Exercise brief:
In this exercise, return the whole listing exactly, excluding any images.

Input rows:
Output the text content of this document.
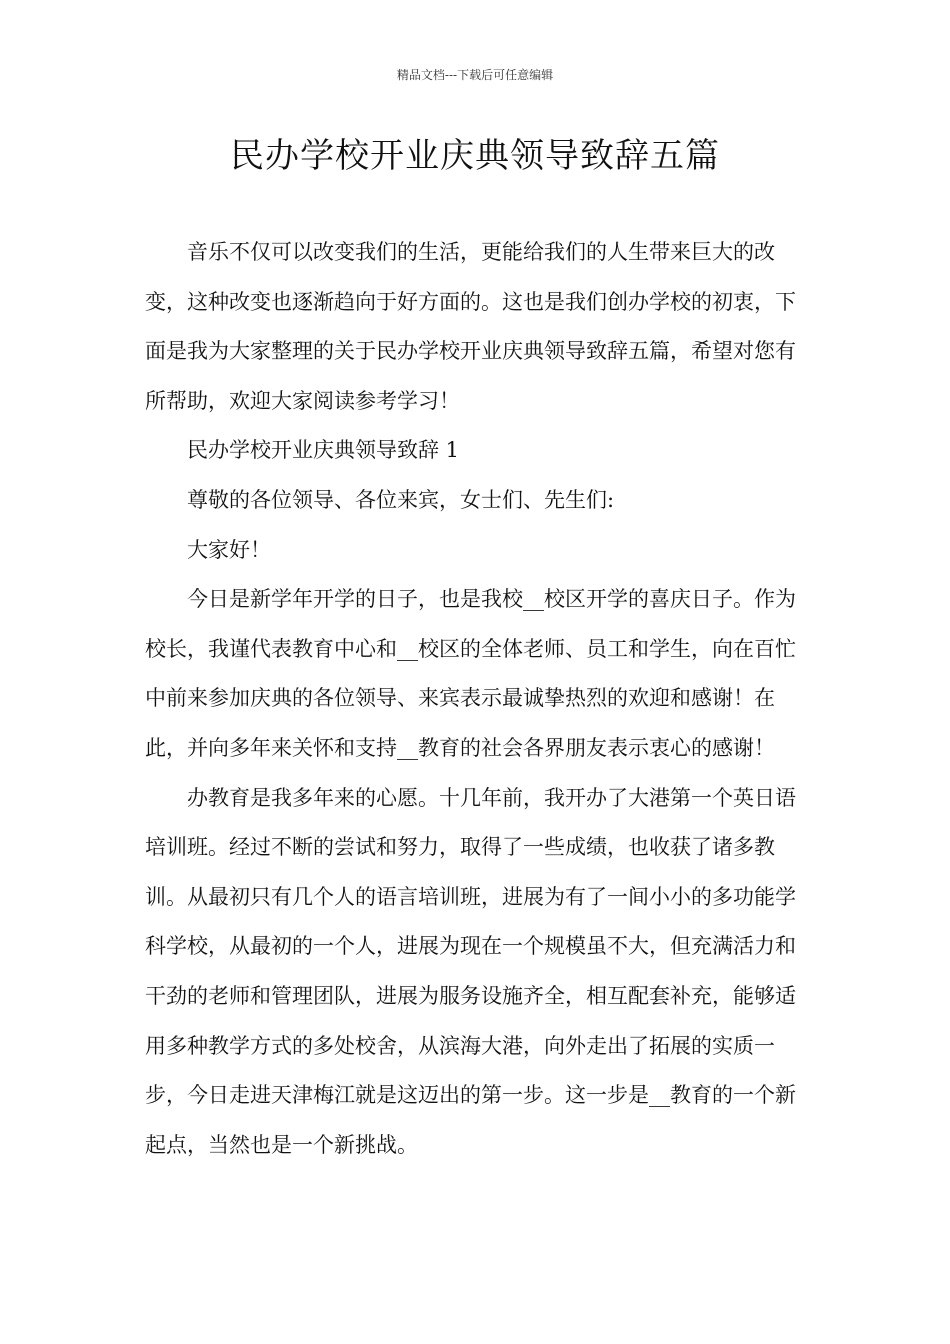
精品文档---下载后可任意编辑
民办学校开业庆典领导致辞五篇

音乐不仅可以改变我们的生活，更能给我们的人生带来巨大的改变，这种改变也逐渐趋向于好方面的。这也是我们创办学校的初衷，下面是我为大家整理的关于民办学校开业庆典领导致辞五篇，希望对您有所帮助，欢迎大家阅读参考学习！

民办学校开业庆典领导致辞 1

尊敬的各位领导、各位来宾，女士们、先生们:

大家好！

今日是新学年开学的日子，也是我校__校区开学的喜庆日子。作为校长，我谨代表教育中心和__校区的全体老师、员工和学生，向在百忙中前来参加庆典的各位领导、来宾表示最诚挚热烈的欢迎和感谢！在此，并向多年来关怀和支持__教育的社会各界朋友表示衷心的感谢！

办教育是我多年来的心愿。十几年前，我开办了大港第一个英日语培训班。经过不断的尝试和努力，取得了一些成绩，也收获了诸多教训。从最初只有几个人的语言培训班，进展为有了一间小小的多功能学科学校，从最初的一个人，进展为现在一个规模虽不大，但充满活力和干劲的老师和管理团队，进展为服务设施齐全，相互配套补充，能够适用多种教学方式的多处校舍，从滨海大港，向外走出了拓展的实质一步，今日走进天津梅江就是这迈出的第一步。这一步是__教育的一个新起点，当然也是一个新挑战。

Task output:
Output the text content of this document.
精品文档---下载后可任意编辑
民办学校开业庆典领导致辞五篇

音乐不仅可以改变我们的生活，更能给我们的人生带来巨大的改变，这种改变也逐渐趋向于好方面的。这也是我们创办学校的初衷，下面是我为大家整理的关于民办学校开业庆典领导致辞五篇，希望对您有所帮助，欢迎大家阅读参考学习！

民办学校开业庆典领导致辞 1

尊敬的各位领导、各位来宾，女士们、先生们:

大家好！

今日是新学年开学的日子，也是我校__校区开学的喜庆日子。作为校长，我谨代表教育中心和__校区的全体老师、员工和学生，向在百忙中前来参加庆典的各位领导、来宾表示最诚挚热烈的欢迎和感谢！在此，并向多年来关怀和支持__教育的社会各界朋友表示衷心的感谢！

办教育是我多年来的心愿。十几年前，我开办了大港第一个英日语培训班。经过不断的尝试和努力，取得了一些成绩，也收获了诸多教训。从最初只有几个人的语言培训班，进展为有了一间小小的多功能学科学校，从最初的一个人，进展为现在一个规模虽不大，但充满活力和干劲的老师和管理团队，进展为服务设施齐全，相互配套补充，能够适用多种教学方式的多处校舍，从滨海大港，向外走出了拓展的实质一步，今日走进天津梅江就是这迈出的第一步。这一步是__教育的一个新起点，当然也是一个新挑战。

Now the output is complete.